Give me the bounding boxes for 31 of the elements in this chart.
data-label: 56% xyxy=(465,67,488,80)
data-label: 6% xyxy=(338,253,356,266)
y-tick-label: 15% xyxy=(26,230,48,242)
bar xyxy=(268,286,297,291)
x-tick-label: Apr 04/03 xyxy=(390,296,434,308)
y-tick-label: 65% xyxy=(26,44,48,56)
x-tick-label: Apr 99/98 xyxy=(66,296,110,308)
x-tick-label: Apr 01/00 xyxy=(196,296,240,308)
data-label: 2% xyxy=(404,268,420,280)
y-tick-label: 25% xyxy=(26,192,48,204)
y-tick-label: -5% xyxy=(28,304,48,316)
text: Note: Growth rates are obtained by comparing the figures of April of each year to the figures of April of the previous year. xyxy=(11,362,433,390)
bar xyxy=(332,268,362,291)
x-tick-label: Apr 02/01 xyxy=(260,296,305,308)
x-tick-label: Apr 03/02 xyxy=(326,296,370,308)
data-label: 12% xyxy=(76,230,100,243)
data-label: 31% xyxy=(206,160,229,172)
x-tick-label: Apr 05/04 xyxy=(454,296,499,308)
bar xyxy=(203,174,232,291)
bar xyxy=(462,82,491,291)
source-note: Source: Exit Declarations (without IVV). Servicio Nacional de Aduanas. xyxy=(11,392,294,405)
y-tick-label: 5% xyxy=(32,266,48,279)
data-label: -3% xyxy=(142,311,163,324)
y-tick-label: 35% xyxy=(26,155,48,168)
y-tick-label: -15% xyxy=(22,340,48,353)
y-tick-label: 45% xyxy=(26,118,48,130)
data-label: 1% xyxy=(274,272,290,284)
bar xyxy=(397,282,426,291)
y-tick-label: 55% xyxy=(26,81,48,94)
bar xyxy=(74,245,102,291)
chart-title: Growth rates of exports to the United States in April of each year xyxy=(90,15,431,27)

━━━━━━━━━━━━━━━━━━━━

PROBLEMA BREVE
Vuelve a escribir sin cambios las entradas, desde la primera línea hasta la que contiene "bar xyxy=(462,82,491,291)", ambas incluidas.

RESULTADO DEL EJERCICIO
Give me the bounding boxes for 31 of the elements in this chart.
data-label: 56% xyxy=(465,67,488,80)
data-label: 6% xyxy=(338,253,356,266)
y-tick-label: 15% xyxy=(26,230,48,242)
bar xyxy=(268,286,297,291)
x-tick-label: Apr 04/03 xyxy=(390,296,434,308)
y-tick-label: 65% xyxy=(26,44,48,56)
x-tick-label: Apr 99/98 xyxy=(66,296,110,308)
x-tick-label: Apr 01/00 xyxy=(196,296,240,308)
data-label: 2% xyxy=(404,268,420,280)
y-tick-label: 25% xyxy=(26,192,48,204)
y-tick-label: -5% xyxy=(28,304,48,316)
text: Note: Growth rates are obtained by comparing the figures of April of each year to the figures of April of the previous year. xyxy=(11,362,433,390)
bar xyxy=(332,268,362,291)
x-tick-label: Apr 02/01 xyxy=(260,296,305,308)
x-tick-label: Apr 03/02 xyxy=(326,296,370,308)
data-label: 12% xyxy=(76,230,100,243)
data-label: 31% xyxy=(206,160,229,172)
x-tick-label: Apr 05/04 xyxy=(454,296,499,308)
bar xyxy=(203,174,232,291)
bar xyxy=(462,82,491,291)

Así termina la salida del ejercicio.